>> start

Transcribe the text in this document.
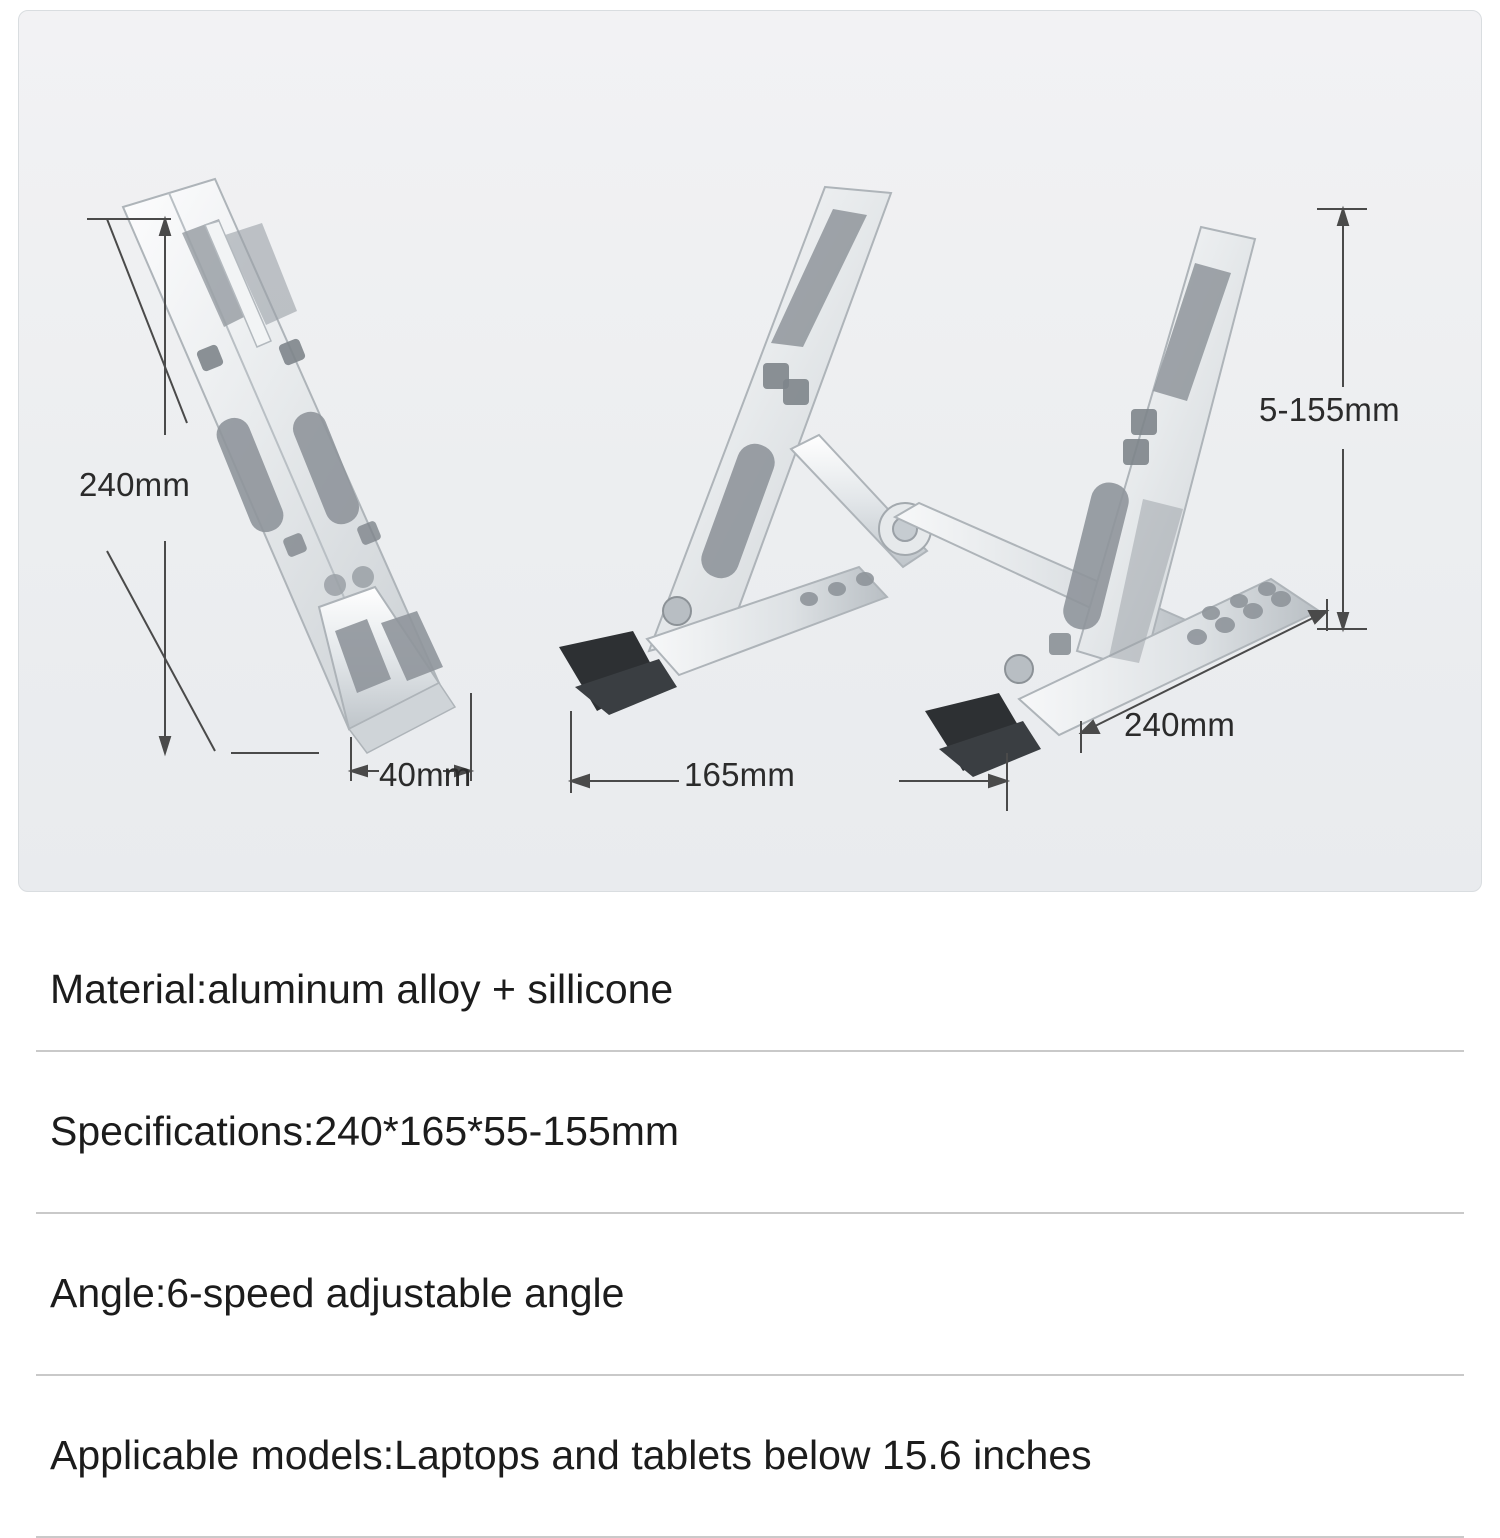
240mm
40mm	165mm
240mm
5-155mm
Material:aluminum alloy + sillicone
Specifications:240*165*55-155mm
Angle:6-speed adjustable angle
Applicable models:Laptops and tablets below 15.6 inches
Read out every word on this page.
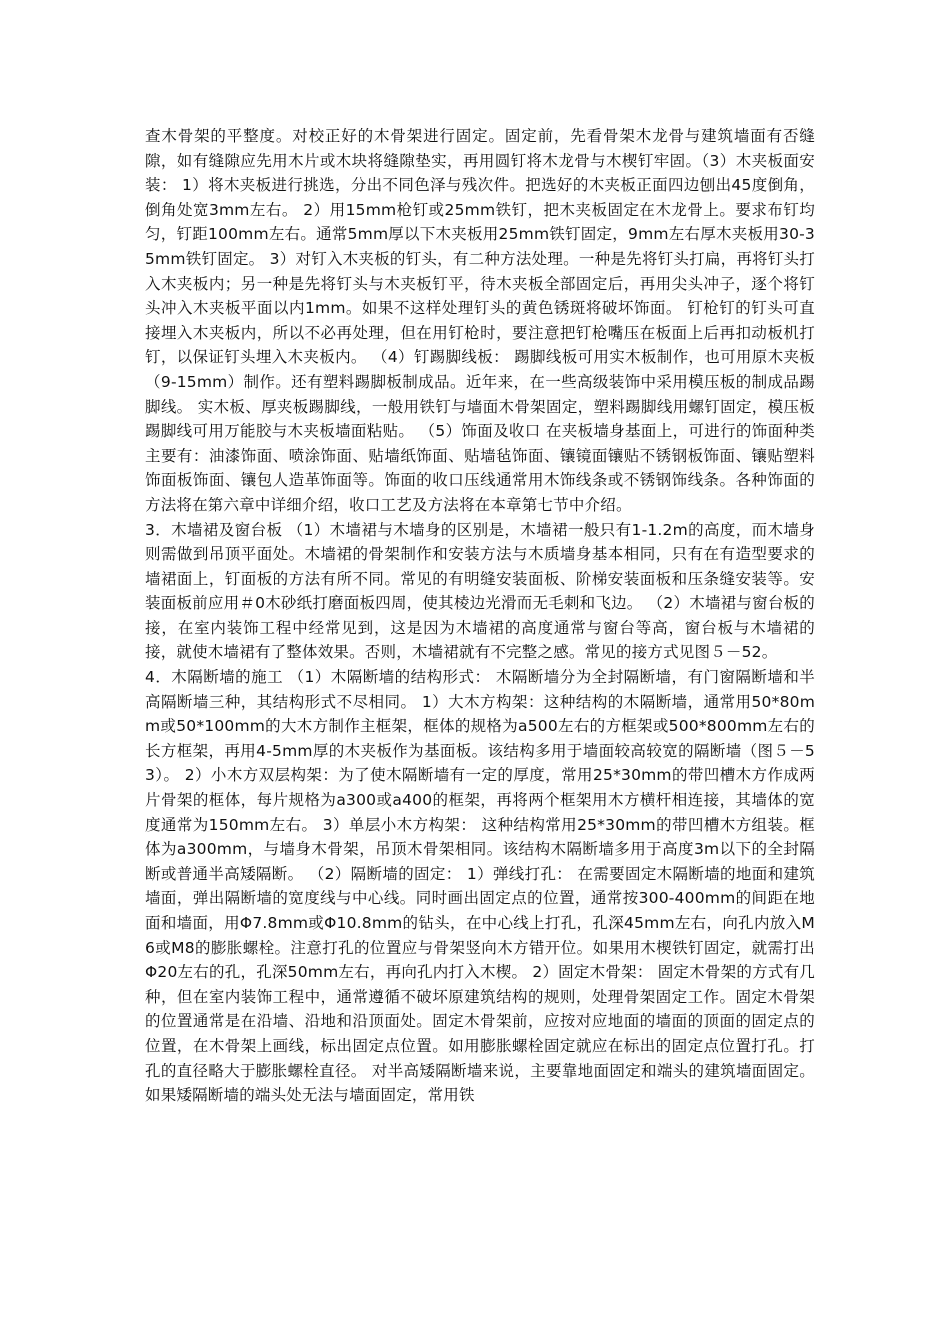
查木骨架的平整度。对校正好的木骨架进行固定。固定前，先看骨架木龙骨与建筑墙面有否缝隙，如有缝隙应先用木片或木块将缝隙垫实，再用圆钉将木龙骨与木楔钉牢固。（3）木夹板面安装： 1）将木夹板进行挑选，分出不同色泽与残次件。把选好的木夹板正面四边刨出45度倒角，倒角处宽3mm左右。 2）用15mm枪钉或25mm铁钉，把木夹板固定在木龙骨上。要求布钉均匀，钉距100mm左右。通常5mm厚以下木夹板用25mm铁钉固定，9mm左右厚木夹板用30-35mm铁钉固定。 3）对钉入木夹板的钉头，有二种方法处理。一种是先将钉头打扁，再将钉头打入木夹板内；另一种是先将钉头与木夹板钉平，待木夹板全部固定后，再用尖头冲子，逐个将钉头冲入木夹板平面以内1mm。如果不这样处理钉头的黄色锈斑将破坏饰面。 钉枪钉的钉头可直接埋入木夹板内，所以不必再处理，但在用钉枪时，要注意把钉枪嘴压在板面上后再扣动板机打钉，以保证钉头埋入木夹板内。 （4）钉踢脚线板： 踢脚线板可用实木板制作，也可用原木夹板（9-15mm）制作。还有塑料踢脚板制成品。近年来，在一些高级装饰中采用模压板的制成品踢脚线。 实木板、厚夹板踢脚线，一般用铁钉与墙面木骨架固定，塑料踢脚线用螺钉固定，模压板踢脚线可用万能胶与木夹板墙面粘贴。 （5）饰面及收口 在夹板墙身基面上，可进行的饰面种类主要有：油漆饰面、喷涂饰面、贴墙纸饰面、贴墙毡饰面、镶镜面镶贴不锈钢板饰面、镶贴塑料饰面板饰面、镶包人造革饰面等。饰面的收口压线通常用木饰线条或不锈钢饰线条。各种饰面的方法将在第六章中详细介绍，收口工艺及方法将在本章第七节中介绍。

3．木墙裙及窗台板 （1）木墙裙与木墙身的区别是，木墙裙一般只有1-1.2m的高度，而木墙身则需做到吊顶平面处。木墙裙的骨架制作和安装方法与木质墙身基本相同，只有在有造型要求的墙裙面上，钉面板的方法有所不同。常见的有明缝安装面板、阶梯安装面板和压条缝安装等。安装面板前应用＃0木砂纸打磨面板四周，使其棱边光滑而无毛刺和飞边。 （2）木墙裙与窗台板的接，在室内装饰工程中经常见到，这是因为木墙裙的高度通常与窗台等高，窗台板与木墙裙的接，就使木墙裙有了整体效果。否则，木墙裙就有不完整之感。常见的接方式见图５－52。

4．木隔断墙的施工 （1）木隔断墙的结构形式： 木隔断墙分为全封隔断墙，有门窗隔断墙和半高隔断墙三种，其结构形式不尽相同。 1）大木方构架：这种结构的木隔断墙，通常用50*80mm或50*100mm的大木方制作主框架，框体的规格为a500左右的方框架或500*800mm左右的长方框架，再用4-5mm厚的木夹板作为基面板。该结构多用于墙面较高较宽的隔断墙（图５－53）。 2）小木方双层构架：为了使木隔断墙有一定的厚度，常用25*30mm的带凹槽木方作成两片骨架的框体，每片规格为a300或a400的框架，再将两个框架用木方横杆相连接，其墙体的宽度通常为150mm左右。 3）单层小木方构架： 这种结构常用25*30mm的带凹槽木方组装。框体为a300mm，与墙身木骨架，吊顶木骨架相同。该结构木隔断墙多用于高度3m以下的全封隔断或普通半高矮隔断。 （2）隔断墙的固定： 1）弹线打孔： 在需要固定木隔断墙的地面和建筑墙面，弹出隔断墙的宽度线与中心线。同时画出固定点的位置，通常按300-400mm的间距在地面和墙面，用Φ7.8mm或Φ10.8mm的钻头，在中心线上打孔，孔深45mm左右，向孔内放入M6或M8的膨胀螺栓。注意打孔的位置应与骨架竖向木方错开位。如果用木楔铁钉固定，就需打出Φ20左右的孔，孔深50mm左右，再向孔内打入木楔。 2）固定木骨架： 固定木骨架的方式有几种，但在室内装饰工程中，通常遵循不破坏原建筑结构的规则，处理骨架固定工作。固定木骨架的位置通常是在沿墙、沿地和沿顶面处。固定木骨架前，应按对应地面的墙面的顶面的固定点的位置，在木骨架上画线，标出固定点位置。如用膨胀螺栓固定就应在标出的固定点位置打孔。打孔的直径略大于膨胀螺栓直径。 对半高矮隔断墙来说，主要靠地面固定和端头的建筑墙面固定。如果矮隔断墙的端头处无法与墙面固定，常用铁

>> end

*The exercise:*
Check the records above line by line and tally those holding the string "this". Answer with the number only.

*Exercise answer:*
2